INPUT ROWS –
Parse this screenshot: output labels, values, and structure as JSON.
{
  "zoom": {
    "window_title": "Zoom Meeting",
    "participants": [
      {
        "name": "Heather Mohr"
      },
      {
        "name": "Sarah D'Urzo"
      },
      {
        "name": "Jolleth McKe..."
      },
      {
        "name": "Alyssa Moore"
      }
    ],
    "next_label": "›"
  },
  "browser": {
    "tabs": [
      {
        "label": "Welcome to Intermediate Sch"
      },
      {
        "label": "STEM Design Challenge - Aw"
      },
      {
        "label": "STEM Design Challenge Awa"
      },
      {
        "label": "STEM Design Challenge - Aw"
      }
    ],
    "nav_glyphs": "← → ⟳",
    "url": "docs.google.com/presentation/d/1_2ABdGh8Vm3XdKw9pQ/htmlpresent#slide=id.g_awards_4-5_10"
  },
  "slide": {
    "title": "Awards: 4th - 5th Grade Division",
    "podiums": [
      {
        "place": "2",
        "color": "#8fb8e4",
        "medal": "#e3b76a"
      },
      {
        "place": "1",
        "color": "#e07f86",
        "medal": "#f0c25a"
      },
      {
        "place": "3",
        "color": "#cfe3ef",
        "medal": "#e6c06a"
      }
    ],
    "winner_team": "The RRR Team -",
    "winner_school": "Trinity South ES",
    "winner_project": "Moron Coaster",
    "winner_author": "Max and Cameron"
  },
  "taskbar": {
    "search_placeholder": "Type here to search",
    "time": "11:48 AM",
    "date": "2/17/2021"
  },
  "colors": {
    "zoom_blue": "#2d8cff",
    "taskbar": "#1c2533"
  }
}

AIM OF THE TASK – Lines that hold "medal" are the ones to copy; find all of them.

WRITTEN REPLY –
        "medal": "#e3b76a"
        "medal": "#f0c25a"
        "medal": "#e6c06a"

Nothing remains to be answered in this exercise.